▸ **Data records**
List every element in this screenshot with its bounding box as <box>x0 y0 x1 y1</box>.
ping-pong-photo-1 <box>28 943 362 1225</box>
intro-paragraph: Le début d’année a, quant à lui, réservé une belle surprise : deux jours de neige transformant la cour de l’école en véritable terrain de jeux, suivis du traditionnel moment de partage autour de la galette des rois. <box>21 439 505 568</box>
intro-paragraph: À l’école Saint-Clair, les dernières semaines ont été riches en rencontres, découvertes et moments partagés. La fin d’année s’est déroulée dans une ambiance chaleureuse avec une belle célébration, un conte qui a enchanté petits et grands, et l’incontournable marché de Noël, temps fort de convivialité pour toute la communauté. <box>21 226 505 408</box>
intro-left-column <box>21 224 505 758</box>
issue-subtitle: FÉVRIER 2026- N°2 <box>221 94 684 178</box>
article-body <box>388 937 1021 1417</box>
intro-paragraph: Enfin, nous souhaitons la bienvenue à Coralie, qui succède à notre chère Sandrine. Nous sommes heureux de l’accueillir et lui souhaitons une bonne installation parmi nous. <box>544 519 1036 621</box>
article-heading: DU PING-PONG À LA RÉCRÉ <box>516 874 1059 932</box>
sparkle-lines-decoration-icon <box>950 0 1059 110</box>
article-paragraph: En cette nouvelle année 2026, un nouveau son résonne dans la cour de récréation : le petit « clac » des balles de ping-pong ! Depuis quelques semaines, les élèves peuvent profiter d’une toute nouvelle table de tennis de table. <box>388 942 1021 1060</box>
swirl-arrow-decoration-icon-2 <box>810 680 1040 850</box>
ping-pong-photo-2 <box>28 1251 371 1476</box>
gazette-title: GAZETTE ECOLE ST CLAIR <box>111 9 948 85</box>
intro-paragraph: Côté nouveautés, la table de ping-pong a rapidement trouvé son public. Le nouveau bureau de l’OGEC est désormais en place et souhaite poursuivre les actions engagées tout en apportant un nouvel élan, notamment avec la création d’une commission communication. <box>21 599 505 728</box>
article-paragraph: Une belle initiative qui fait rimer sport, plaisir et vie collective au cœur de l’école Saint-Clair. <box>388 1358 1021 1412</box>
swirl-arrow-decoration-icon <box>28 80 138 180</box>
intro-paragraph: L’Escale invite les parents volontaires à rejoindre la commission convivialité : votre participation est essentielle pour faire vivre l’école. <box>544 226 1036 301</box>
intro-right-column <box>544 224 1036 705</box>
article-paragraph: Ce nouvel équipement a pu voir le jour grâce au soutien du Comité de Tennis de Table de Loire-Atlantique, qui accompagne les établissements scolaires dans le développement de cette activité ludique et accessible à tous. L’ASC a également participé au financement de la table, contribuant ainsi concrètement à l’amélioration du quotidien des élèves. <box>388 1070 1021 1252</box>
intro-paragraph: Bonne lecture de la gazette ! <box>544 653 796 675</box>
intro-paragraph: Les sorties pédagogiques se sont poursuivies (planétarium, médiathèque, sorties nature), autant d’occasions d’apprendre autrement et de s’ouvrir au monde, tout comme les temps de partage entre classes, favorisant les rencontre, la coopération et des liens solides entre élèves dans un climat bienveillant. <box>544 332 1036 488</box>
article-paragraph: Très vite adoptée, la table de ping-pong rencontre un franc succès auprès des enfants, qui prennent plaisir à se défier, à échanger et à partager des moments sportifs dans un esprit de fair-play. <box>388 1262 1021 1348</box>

▸ **BRIEF**
In the records above, substitute "capture" for "screenshot" in the lines from the start of the records through the line containing "ping-pong-photo-1 <box>28 943 362 1225</box>", inclusive, and reproduce only those lines with nothing else altered.

▸ **PROBLEM SOLUTION**
List every element in this capture with its bounding box as <box>x0 y0 x1 y1</box>.
ping-pong-photo-1 <box>28 943 362 1225</box>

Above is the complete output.